» Directive
Check each line of the records below for the word "xlabel" and copy those where it appears.

» Data for the task

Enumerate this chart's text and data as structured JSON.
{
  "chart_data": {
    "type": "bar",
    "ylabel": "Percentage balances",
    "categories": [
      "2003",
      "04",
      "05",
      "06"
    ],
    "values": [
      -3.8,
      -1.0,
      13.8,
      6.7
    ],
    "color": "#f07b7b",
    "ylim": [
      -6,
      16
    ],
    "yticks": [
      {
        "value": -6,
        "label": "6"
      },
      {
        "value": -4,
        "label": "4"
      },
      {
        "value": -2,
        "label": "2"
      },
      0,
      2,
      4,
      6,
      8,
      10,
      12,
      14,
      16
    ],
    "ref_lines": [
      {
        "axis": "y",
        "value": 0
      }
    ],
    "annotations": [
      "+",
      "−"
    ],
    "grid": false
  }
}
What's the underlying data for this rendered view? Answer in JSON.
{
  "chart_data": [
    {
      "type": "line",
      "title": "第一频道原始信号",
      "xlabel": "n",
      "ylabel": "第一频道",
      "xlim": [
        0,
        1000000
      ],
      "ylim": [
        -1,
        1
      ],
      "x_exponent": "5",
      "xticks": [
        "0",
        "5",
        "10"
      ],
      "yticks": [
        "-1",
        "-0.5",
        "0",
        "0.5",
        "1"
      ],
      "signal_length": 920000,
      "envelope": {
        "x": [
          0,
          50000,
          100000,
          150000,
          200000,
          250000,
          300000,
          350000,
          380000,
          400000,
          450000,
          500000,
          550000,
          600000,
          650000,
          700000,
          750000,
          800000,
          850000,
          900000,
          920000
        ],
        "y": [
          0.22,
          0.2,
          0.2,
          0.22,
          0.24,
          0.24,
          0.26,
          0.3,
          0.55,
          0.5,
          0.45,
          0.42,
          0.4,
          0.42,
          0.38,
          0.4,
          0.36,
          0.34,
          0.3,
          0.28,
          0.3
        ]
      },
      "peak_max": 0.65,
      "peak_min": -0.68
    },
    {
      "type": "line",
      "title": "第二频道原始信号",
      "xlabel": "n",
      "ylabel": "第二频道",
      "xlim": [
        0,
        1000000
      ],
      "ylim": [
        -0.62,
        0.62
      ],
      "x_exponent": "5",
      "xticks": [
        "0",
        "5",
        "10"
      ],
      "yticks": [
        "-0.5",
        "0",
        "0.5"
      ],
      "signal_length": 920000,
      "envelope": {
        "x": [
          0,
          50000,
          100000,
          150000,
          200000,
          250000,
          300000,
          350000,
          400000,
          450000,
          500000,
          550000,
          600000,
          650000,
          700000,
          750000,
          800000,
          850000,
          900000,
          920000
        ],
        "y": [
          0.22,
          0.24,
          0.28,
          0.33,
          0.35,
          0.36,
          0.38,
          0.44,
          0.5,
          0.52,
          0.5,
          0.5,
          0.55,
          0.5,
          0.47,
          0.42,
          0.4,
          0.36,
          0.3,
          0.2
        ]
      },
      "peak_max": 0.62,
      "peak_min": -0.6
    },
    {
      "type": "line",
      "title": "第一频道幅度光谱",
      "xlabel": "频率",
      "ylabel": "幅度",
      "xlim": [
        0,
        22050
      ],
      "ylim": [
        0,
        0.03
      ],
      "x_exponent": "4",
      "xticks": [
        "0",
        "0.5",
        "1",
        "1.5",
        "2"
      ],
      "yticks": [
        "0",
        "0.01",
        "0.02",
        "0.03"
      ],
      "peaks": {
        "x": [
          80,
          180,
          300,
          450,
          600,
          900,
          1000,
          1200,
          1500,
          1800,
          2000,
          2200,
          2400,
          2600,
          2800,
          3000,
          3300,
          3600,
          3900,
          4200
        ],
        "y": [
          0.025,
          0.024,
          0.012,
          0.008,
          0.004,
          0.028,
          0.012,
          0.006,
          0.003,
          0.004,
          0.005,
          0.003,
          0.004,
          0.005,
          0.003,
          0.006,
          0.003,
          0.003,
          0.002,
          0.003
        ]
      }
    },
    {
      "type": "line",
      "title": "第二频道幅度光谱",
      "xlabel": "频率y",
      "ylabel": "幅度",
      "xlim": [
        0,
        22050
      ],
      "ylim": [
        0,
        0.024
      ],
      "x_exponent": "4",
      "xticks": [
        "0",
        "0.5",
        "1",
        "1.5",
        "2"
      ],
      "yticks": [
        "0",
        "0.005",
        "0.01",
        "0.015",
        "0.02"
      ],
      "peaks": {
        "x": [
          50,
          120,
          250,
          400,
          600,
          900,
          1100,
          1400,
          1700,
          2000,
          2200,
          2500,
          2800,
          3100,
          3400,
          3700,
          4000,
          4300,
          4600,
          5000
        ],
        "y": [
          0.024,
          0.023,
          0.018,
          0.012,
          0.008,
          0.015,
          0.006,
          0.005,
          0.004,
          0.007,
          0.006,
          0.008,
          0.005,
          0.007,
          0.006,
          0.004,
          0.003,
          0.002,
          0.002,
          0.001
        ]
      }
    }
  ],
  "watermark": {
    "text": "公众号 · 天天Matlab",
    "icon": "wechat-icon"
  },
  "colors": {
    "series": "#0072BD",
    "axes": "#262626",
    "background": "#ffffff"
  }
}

--

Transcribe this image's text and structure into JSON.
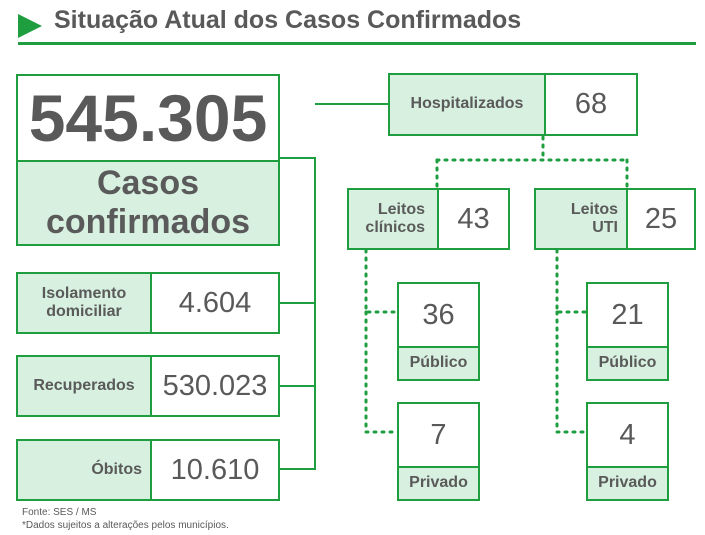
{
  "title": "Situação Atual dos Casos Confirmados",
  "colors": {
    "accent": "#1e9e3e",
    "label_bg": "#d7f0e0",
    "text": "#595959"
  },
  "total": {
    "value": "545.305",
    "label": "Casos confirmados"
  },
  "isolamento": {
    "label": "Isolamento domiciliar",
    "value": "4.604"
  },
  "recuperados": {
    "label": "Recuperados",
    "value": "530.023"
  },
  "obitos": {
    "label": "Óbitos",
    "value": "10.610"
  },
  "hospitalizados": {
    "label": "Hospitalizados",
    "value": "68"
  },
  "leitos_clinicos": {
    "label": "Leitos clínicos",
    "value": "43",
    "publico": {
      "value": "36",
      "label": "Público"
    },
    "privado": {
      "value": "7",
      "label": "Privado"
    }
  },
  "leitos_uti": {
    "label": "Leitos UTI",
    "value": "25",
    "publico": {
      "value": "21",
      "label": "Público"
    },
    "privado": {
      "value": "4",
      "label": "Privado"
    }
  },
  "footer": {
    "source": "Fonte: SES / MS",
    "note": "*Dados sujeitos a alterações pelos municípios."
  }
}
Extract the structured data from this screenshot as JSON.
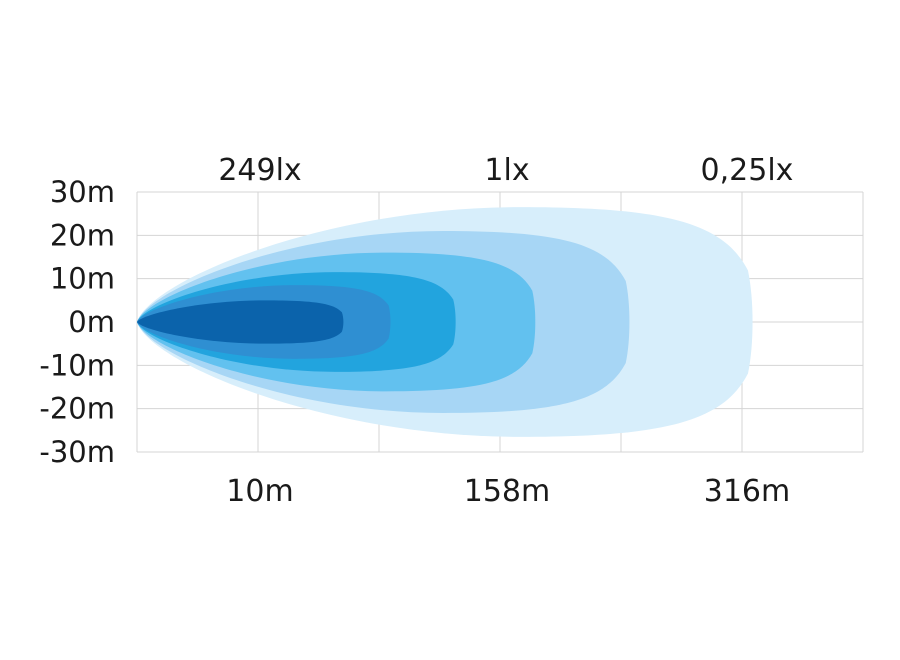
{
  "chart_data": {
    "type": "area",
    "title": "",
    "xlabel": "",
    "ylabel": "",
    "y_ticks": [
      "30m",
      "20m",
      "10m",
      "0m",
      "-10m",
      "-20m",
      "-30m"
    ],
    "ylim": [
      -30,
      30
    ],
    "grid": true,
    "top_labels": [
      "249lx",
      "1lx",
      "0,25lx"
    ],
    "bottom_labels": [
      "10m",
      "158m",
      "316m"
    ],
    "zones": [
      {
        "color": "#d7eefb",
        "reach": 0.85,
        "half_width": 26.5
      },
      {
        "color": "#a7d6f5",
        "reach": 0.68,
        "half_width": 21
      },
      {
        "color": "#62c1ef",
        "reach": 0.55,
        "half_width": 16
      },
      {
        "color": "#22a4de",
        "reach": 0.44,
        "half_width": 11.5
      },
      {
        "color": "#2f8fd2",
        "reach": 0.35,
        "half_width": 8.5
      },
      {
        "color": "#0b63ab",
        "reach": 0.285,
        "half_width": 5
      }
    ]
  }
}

» Written response
      "xlabel": "n",
      "xlabel": "n",
      "xlabel": "频率",
      "xlabel": "频率y",
    "xlabel": "",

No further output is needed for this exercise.